## The input
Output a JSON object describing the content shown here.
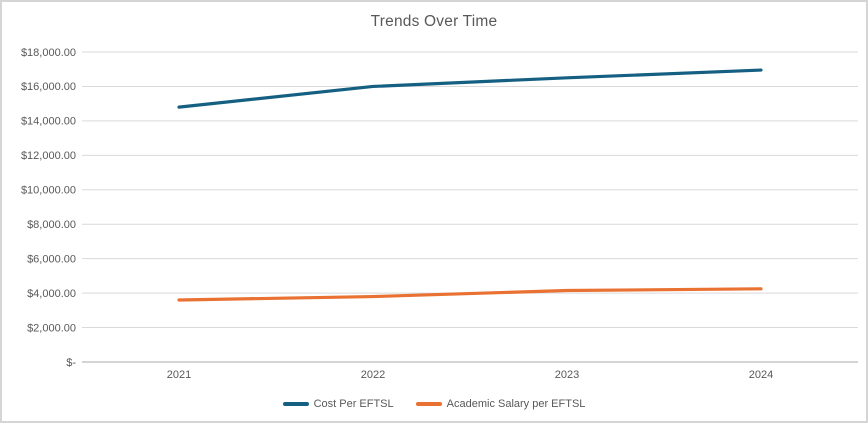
{
  "window": {
    "background": "#ffffff",
    "border_color": "#d5d5d5"
  },
  "chart_data": {
    "type": "line",
    "title": "Trends Over Time",
    "categories": [
      "2021",
      "2022",
      "2023",
      "2024"
    ],
    "series": [
      {
        "name": "Cost Per EFTSL",
        "color": "#156082",
        "values": [
          14800,
          16000,
          16500,
          16950
        ]
      },
      {
        "name": "Academic Salary per EFTSL",
        "color": "#E97132",
        "values": [
          3600,
          3800,
          4150,
          4250
        ]
      }
    ],
    "xlabel": "",
    "ylabel": "",
    "y_axis": {
      "min": 0,
      "max": 18000,
      "step": 2000,
      "tick_labels": [
        "$-",
        "$2,000.00",
        "$4,000.00",
        "$6,000.00",
        "$8,000.00",
        "$10,000.00",
        "$12,000.00",
        "$14,000.00",
        "$16,000.00",
        "$18,000.00"
      ]
    },
    "grid": true,
    "legend_position": "bottom",
    "colors": {
      "gridline": "#D9D9D9",
      "axis_line": "#C6C6C6",
      "axis_text": "#595959",
      "title_text": "#595959"
    }
  }
}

## The request
The records above must be printed exactly; the pictures stay out.

## Answer in full
Output a JSON object describing the content shown here.
{
  "window": {
    "background": "#ffffff",
    "border_color": "#d5d5d5"
  },
  "chart_data": {
    "type": "line",
    "title": "Trends Over Time",
    "categories": [
      "2021",
      "2022",
      "2023",
      "2024"
    ],
    "series": [
      {
        "name": "Cost Per EFTSL",
        "color": "#156082",
        "values": [
          14800,
          16000,
          16500,
          16950
        ]
      },
      {
        "name": "Academic Salary per EFTSL",
        "color": "#E97132",
        "values": [
          3600,
          3800,
          4150,
          4250
        ]
      }
    ],
    "xlabel": "",
    "ylabel": "",
    "y_axis": {
      "min": 0,
      "max": 18000,
      "step": 2000,
      "tick_labels": [
        "$-",
        "$2,000.00",
        "$4,000.00",
        "$6,000.00",
        "$8,000.00",
        "$10,000.00",
        "$12,000.00",
        "$14,000.00",
        "$16,000.00",
        "$18,000.00"
      ]
    },
    "grid": true,
    "legend_position": "bottom",
    "colors": {
      "gridline": "#D9D9D9",
      "axis_line": "#C6C6C6",
      "axis_text": "#595959",
      "title_text": "#595959"
    }
  }
}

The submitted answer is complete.